A Mauritius Company and Polish Withholding Tax

A Mauritius Company and Polish Withholding Tax

2026-03-25

Mauritius Taxation, WHT, and the Latent Trap of Article 26(1m) of the Polish CIT Act

Individual Tax Ruling of 20 February 2026 (0111-KDIB1-2.4010.678.2025.1.BD)

Robert Nogacki | Kancelaria Prawna Skarbiec

 

I. Share Redemption by a Mauritius Shareholder — Introduction

A voluntary share redemption for consideration is among the most elementary transactions in Polish corporate law. The mechanics are straightforward: a shareholder disposes of shares to the company for the purpose of their cancellation, and the company remits the agreed consideration. When, however, the sole shareholder is a Mauritius company—a jurisdiction appearing on Poland’s statutory tax haven list—the transaction enters the crossfire of two parallel withholding tax regimes whose interaction is neither obvious nor widely understood.

The individual tax ruling issued by the Director of National Tax Information on 20 February 2026 resolves the matter favourably for the taxpayer: no withholding tax obligation arises. Yet the analytical path to that conclusion is considerably more intricate than the result might suggest—and it exposes a regulatory trap that is, in practice, routinely overlooked in transactional due diligence.

### Source excerpt
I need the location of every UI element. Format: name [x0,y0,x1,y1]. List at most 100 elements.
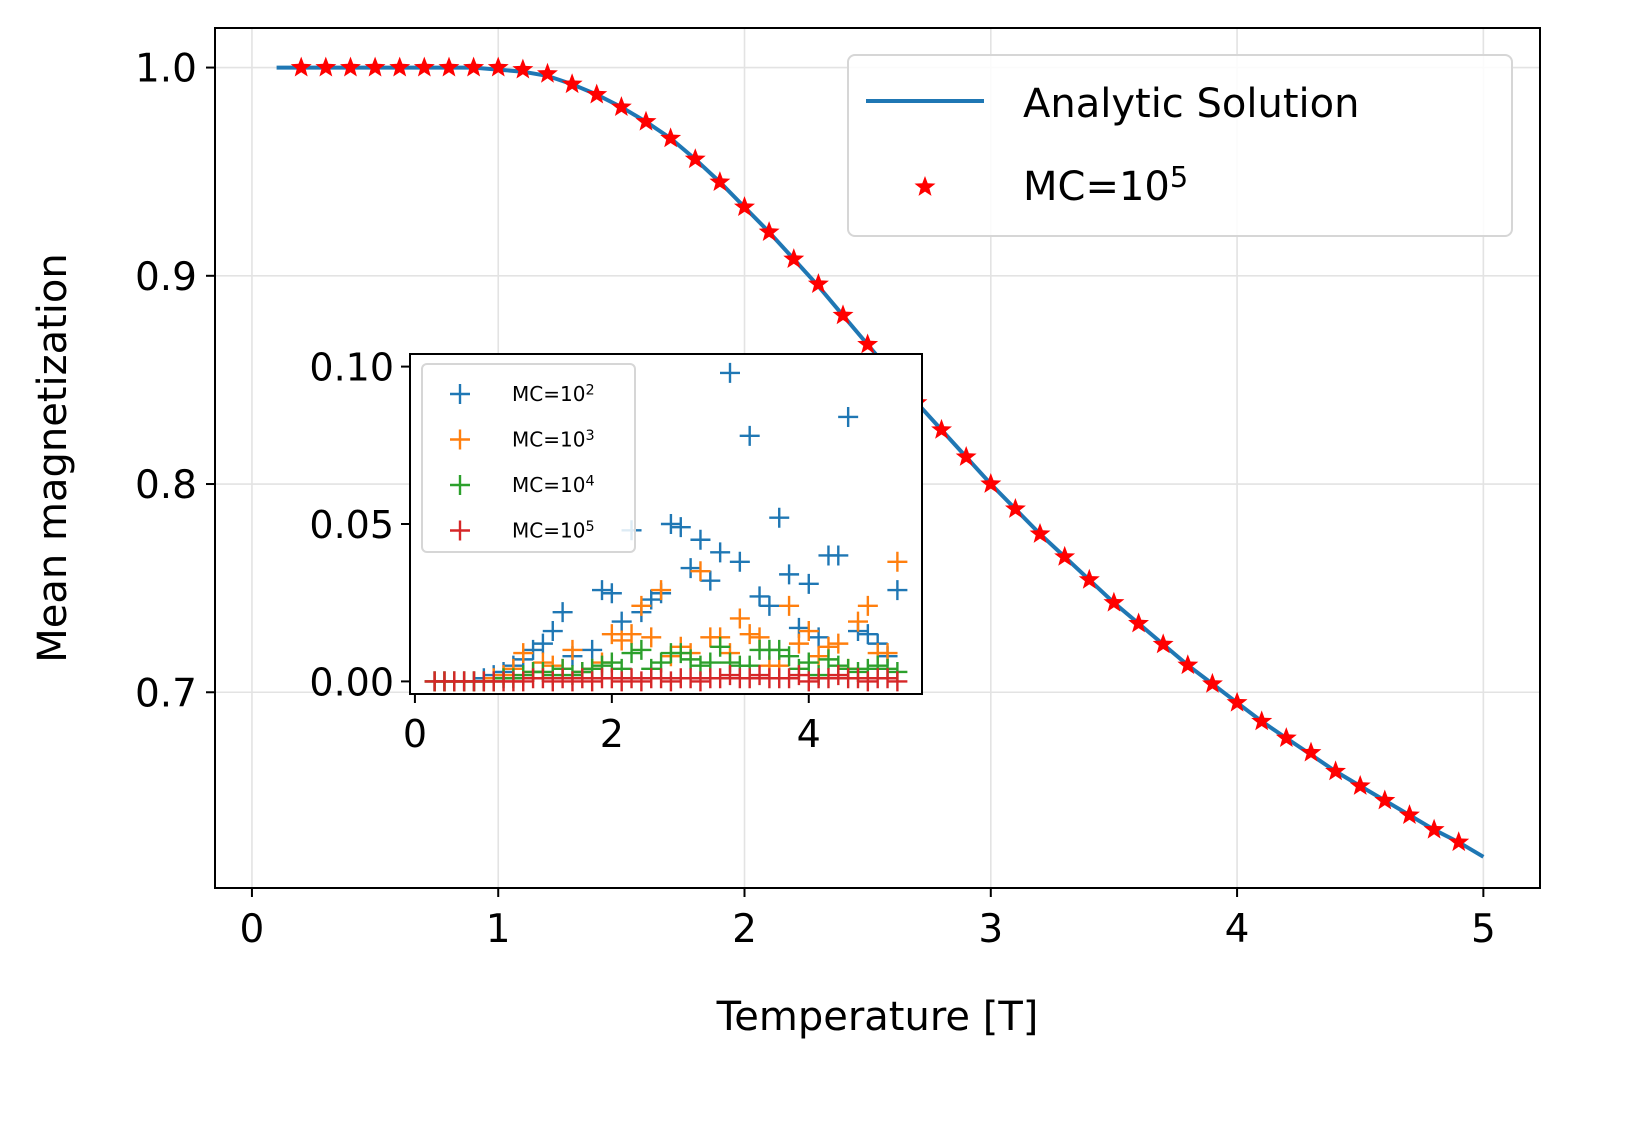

### Exercise set
(a) Copy the article on the Polish withholding tax ruling from "The individual tax" up to and including "transactional due diligence.".
(b) Answer these questions using the article on the Polish withholding tax ruling:
(i) Which article of the Polish CIT Act does the subtitle call a latent trap?
(ii) On what list does Mauritius appear, according to the introduction?
(iii) What does the ruling conclude about a withholding tax obligation?
(c) Pick up the article on the Polish withholding tax ruling after its final sentence and continue it.

### Responses to the tasks
(a)
The individual tax ruling issued by the Director of National Tax Information on 20 February 2026 resolves the matter favourably for the taxpayer: no withholding tax obligation arises. Yet the analytical path to that conclusion is considerably more intricate than the result might suggest—and it exposes a regulatory trap that is, in practice, routinely overlooked in transactional due diligence.

(b)
(i) Article 26(1m).
(ii) Poland's statutory tax haven list.
(iii) No withholding tax obligation arises.

(c)
 

II. A Polish Limited Liability Company with a Mauritius Shareholder — Facts

The applicant is a Polish limited liability company (spółka z ograniczoną odpowiedzialnością, hereafter “the Company”), established in 2006 and wholly owned by a Mauritius Ltd. The shareholder maintains no registered office, seat of management, permanent establishment, or direct business operations within the territory of Poland; it is subject exclusively to limited tax liability under Article 3(2) of the CIT Act.

Two transactional variants are under consideration: (i) a voluntary redemption of shares for cash consideration accompanied by a reduction in the Company’s share capital, and (ii) a voluntary redemption financed from retained earnings without any corresponding capital reduction. In both scenarios, the aggregate consideration exceeds PLN 2 million. The Company does not qualify as a “real estate company” within the meaning of Article 4a(35)(b) of the CIT Act.

A threshold observation of considerable practical significance: Poland and the Republic of Mauritius are not party to a bilateral double taxation convention (in contrast, for example, to the treaty network with Cyprus). The entire analysis therefore rests exclusively on domestic statutory provisions, unmediated by any treaty-based safety net. The absence of a treaty also precludes bilateral tax information exchange.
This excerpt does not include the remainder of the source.